Do this: Set down every entry word for word. Omit the pictures.

Figure content listings:
## Begin
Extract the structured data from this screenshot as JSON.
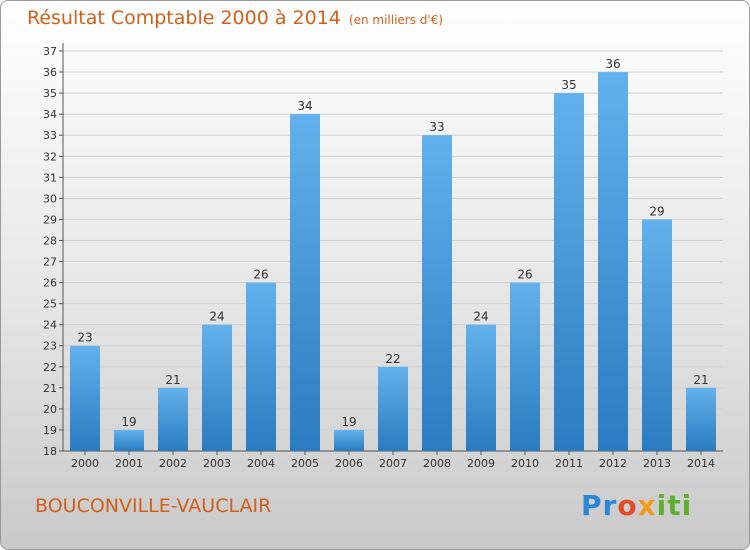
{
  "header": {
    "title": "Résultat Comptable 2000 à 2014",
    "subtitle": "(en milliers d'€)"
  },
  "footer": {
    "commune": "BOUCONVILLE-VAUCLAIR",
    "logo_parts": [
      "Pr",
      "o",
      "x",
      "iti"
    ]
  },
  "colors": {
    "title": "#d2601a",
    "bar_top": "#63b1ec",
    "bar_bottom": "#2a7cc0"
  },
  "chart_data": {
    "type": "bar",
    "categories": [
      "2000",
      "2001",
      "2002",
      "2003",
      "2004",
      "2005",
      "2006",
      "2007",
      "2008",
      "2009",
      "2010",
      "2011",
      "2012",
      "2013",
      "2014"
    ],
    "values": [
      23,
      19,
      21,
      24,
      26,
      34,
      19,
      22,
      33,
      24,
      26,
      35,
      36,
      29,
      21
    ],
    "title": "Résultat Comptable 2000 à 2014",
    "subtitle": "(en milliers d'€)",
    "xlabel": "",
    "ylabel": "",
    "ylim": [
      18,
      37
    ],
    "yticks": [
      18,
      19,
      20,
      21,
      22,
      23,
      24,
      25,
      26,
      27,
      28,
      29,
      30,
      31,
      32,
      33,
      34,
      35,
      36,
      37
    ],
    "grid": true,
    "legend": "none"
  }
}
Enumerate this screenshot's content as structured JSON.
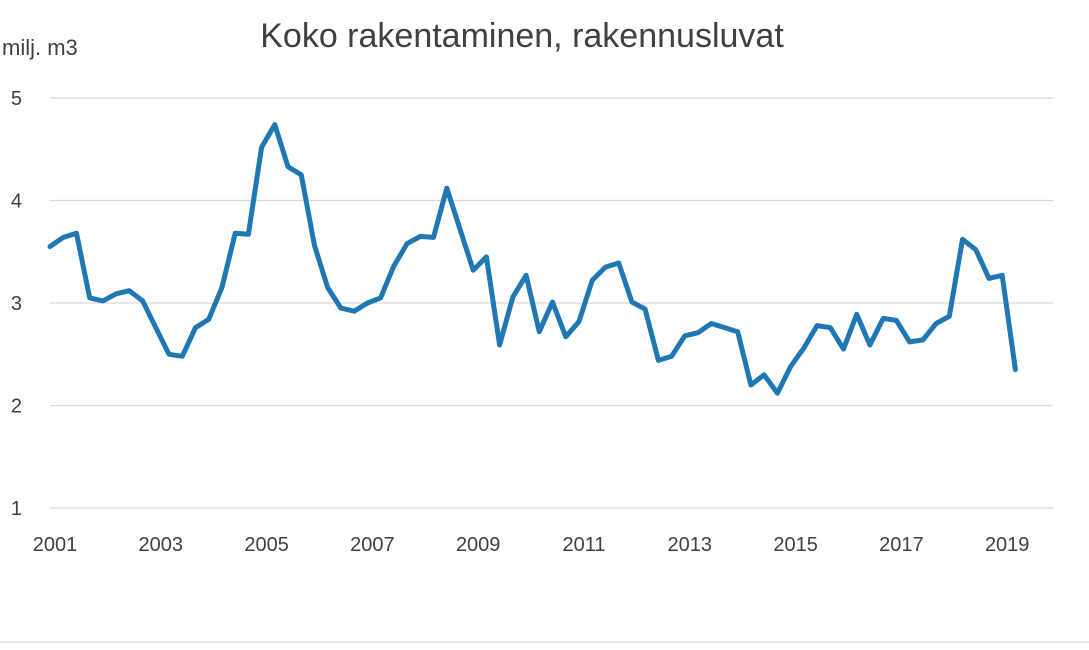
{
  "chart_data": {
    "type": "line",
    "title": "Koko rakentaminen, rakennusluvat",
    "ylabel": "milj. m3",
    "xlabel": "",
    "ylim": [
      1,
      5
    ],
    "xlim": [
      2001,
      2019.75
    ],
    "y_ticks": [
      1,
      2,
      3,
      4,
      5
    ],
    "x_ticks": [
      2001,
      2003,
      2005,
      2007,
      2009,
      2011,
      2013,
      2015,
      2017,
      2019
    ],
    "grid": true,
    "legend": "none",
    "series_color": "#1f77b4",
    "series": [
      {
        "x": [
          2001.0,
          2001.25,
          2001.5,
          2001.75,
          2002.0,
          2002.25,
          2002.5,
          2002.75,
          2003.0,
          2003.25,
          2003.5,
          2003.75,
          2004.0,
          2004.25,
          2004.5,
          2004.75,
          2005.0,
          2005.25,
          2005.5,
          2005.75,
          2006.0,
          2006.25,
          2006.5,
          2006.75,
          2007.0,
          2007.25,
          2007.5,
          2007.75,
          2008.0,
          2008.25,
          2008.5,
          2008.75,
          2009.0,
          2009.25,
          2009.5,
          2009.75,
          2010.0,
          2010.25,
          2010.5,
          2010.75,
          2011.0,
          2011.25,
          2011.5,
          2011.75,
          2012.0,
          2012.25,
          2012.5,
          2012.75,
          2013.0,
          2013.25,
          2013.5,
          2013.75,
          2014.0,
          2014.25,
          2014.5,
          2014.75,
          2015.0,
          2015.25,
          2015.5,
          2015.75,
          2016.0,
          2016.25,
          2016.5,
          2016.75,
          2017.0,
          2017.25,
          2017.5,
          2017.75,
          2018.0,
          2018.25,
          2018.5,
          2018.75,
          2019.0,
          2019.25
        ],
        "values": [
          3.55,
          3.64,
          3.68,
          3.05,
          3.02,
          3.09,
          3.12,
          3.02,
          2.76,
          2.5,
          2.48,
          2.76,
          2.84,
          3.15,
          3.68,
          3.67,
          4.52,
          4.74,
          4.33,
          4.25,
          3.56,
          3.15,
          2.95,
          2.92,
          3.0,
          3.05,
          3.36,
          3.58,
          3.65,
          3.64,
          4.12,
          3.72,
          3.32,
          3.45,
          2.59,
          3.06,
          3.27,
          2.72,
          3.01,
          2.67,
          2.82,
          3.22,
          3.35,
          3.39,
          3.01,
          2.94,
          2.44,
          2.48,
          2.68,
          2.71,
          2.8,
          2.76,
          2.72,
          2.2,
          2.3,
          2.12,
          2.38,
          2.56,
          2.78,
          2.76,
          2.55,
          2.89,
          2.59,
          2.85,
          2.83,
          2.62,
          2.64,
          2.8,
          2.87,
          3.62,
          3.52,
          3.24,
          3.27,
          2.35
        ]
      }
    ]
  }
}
## End
Answer to the problem:
Extract the structured data from this screenshot as JSON.
{
  "header": {
    "title": "Résultat Comptable 2000 à 2014",
    "subtitle": "(en milliers d'€)"
  },
  "footer": {
    "commune": "BOUCONVILLE-VAUCLAIR",
    "logo_parts": [
      "Pr",
      "o",
      "x",
      "iti"
    ]
  },
  "colors": {
    "title": "#d2601a",
    "bar_top": "#63b1ec",
    "bar_bottom": "#2a7cc0"
  },
  "chart_data": {
    "type": "bar",
    "categories": [
      "2000",
      "2001",
      "2002",
      "2003",
      "2004",
      "2005",
      "2006",
      "2007",
      "2008",
      "2009",
      "2010",
      "2011",
      "2012",
      "2013",
      "2014"
    ],
    "values": [
      23,
      19,
      21,
      24,
      26,
      34,
      19,
      22,
      33,
      24,
      26,
      35,
      36,
      29,
      21
    ],
    "title": "Résultat Comptable 2000 à 2014",
    "subtitle": "(en milliers d'€)",
    "xlabel": "",
    "ylabel": "",
    "ylim": [
      18,
      37
    ],
    "yticks": [
      18,
      19,
      20,
      21,
      22,
      23,
      24,
      25,
      26,
      27,
      28,
      29,
      30,
      31,
      32,
      33,
      34,
      35,
      36,
      37
    ],
    "grid": true,
    "legend": "none"
  }
}
Enumerate this screenshot's content as structured JSON.
{
  "chart_data": {
    "type": "line",
    "title": "Koko rakentaminen, rakennusluvat",
    "ylabel": "milj. m3",
    "xlabel": "",
    "ylim": [
      1,
      5
    ],
    "xlim": [
      2001,
      2019.75
    ],
    "y_ticks": [
      1,
      2,
      3,
      4,
      5
    ],
    "x_ticks": [
      2001,
      2003,
      2005,
      2007,
      2009,
      2011,
      2013,
      2015,
      2017,
      2019
    ],
    "grid": true,
    "legend": "none",
    "series_color": "#1f77b4",
    "series": [
      {
        "x": [
          2001.0,
          2001.25,
          2001.5,
          2001.75,
          2002.0,
          2002.25,
          2002.5,
          2002.75,
          2003.0,
          2003.25,
          2003.5,
          2003.75,
          2004.0,
          2004.25,
          2004.5,
          2004.75,
          2005.0,
          2005.25,
          2005.5,
          2005.75,
          2006.0,
          2006.25,
          2006.5,
          2006.75,
          2007.0,
          2007.25,
          2007.5,
          2007.75,
          2008.0,
          2008.25,
          2008.5,
          2008.75,
          2009.0,
          2009.25,
          2009.5,
          2009.75,
          2010.0,
          2010.25,
          2010.5,
          2010.75,
          2011.0,
          2011.25,
          2011.5,
          2011.75,
          2012.0,
          2012.25,
          2012.5,
          2012.75,
          2013.0,
          2013.25,
          2013.5,
          2013.75,
          2014.0,
          2014.25,
          2014.5,
          2014.75,
          2015.0,
          2015.25,
          2015.5,
          2015.75,
          2016.0,
          2016.25,
          2016.5,
          2016.75,
          2017.0,
          2017.25,
          2017.5,
          2017.75,
          2018.0,
          2018.25,
          2018.5,
          2018.75,
          2019.0,
          2019.25
        ],
        "values": [
          3.55,
          3.64,
          3.68,
          3.05,
          3.02,
          3.09,
          3.12,
          3.02,
          2.76,
          2.5,
          2.48,
          2.76,
          2.84,
          3.15,
          3.68,
          3.67,
          4.52,
          4.74,
          4.33,
          4.25,
          3.56,
          3.15,
          2.95,
          2.92,
          3.0,
          3.05,
          3.36,
          3.58,
          3.65,
          3.64,
          4.12,
          3.72,
          3.32,
          3.45,
          2.59,
          3.06,
          3.27,
          2.72,
          3.01,
          2.67,
          2.82,
          3.22,
          3.35,
          3.39,
          3.01,
          2.94,
          2.44,
          2.48,
          2.68,
          2.71,
          2.8,
          2.76,
          2.72,
          2.2,
          2.3,
          2.12,
          2.38,
          2.56,
          2.78,
          2.76,
          2.55,
          2.89,
          2.59,
          2.85,
          2.83,
          2.62,
          2.64,
          2.8,
          2.87,
          3.62,
          3.52,
          3.24,
          3.27,
          2.35
        ]
      }
    ]
  }
}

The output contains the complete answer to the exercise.